• _Given exercise_
Scan the listing below. Report each line that includes "icon".

(Some records)

-*-

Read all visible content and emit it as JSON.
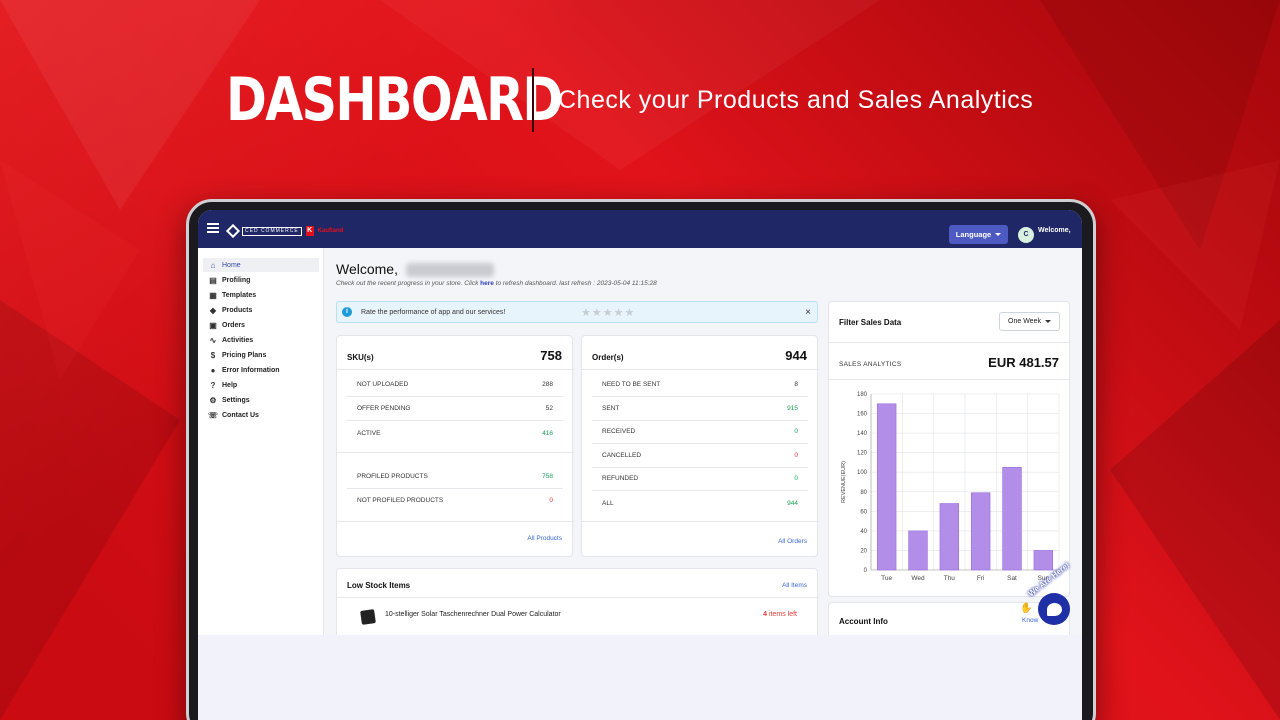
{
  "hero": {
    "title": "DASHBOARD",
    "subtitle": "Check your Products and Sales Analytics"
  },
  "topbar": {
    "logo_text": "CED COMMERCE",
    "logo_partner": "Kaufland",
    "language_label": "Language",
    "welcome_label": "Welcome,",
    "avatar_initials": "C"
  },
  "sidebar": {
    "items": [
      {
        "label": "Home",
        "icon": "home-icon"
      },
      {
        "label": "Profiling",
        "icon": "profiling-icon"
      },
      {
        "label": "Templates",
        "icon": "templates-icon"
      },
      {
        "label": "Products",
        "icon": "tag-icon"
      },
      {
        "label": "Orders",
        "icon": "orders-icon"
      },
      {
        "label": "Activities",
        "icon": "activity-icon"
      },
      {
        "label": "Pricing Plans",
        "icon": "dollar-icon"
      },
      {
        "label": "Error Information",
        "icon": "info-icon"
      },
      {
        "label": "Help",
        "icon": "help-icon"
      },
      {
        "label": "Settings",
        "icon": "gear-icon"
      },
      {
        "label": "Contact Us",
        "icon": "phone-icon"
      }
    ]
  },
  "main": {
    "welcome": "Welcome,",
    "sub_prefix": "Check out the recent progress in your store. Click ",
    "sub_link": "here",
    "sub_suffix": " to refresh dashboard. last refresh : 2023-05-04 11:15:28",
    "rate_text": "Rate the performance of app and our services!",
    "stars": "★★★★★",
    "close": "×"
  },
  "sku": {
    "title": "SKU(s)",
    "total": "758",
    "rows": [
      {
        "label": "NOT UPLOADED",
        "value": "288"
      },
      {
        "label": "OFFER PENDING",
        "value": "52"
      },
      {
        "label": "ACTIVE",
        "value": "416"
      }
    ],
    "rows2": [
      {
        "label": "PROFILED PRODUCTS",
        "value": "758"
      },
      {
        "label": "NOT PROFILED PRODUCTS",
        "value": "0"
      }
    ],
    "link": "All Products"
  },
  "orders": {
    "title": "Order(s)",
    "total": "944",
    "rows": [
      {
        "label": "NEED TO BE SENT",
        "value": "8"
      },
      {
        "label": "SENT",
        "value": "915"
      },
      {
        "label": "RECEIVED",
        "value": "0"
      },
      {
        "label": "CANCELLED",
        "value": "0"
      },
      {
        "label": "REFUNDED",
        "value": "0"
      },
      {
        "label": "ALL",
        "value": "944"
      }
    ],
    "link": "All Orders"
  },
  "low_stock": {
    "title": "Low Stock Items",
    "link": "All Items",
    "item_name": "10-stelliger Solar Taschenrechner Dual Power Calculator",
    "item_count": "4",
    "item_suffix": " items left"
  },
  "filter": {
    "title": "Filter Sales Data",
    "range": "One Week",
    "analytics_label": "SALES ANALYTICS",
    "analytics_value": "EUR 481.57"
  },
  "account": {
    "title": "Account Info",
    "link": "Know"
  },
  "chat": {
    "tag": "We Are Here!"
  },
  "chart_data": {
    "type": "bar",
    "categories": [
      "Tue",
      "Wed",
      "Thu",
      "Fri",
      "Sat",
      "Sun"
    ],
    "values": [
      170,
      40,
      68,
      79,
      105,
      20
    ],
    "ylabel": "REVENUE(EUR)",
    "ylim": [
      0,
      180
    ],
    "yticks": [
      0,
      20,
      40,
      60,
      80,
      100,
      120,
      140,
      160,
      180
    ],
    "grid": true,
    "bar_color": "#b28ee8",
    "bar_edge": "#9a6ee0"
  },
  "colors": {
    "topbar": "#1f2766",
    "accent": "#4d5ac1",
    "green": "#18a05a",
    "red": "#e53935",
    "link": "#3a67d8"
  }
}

-*-

• _Solution to this exercise_
        "icon": "home-icon"
        "icon": "profiling-icon"
        "icon": "templates-icon"
        "icon": "tag-icon"
        "icon": "orders-icon"
        "icon": "activity-icon"
        "icon": "dollar-icon"
        "icon": "info-icon"
        "icon": "help-icon"
        "icon": "gear-icon"
        "icon": "phone-icon"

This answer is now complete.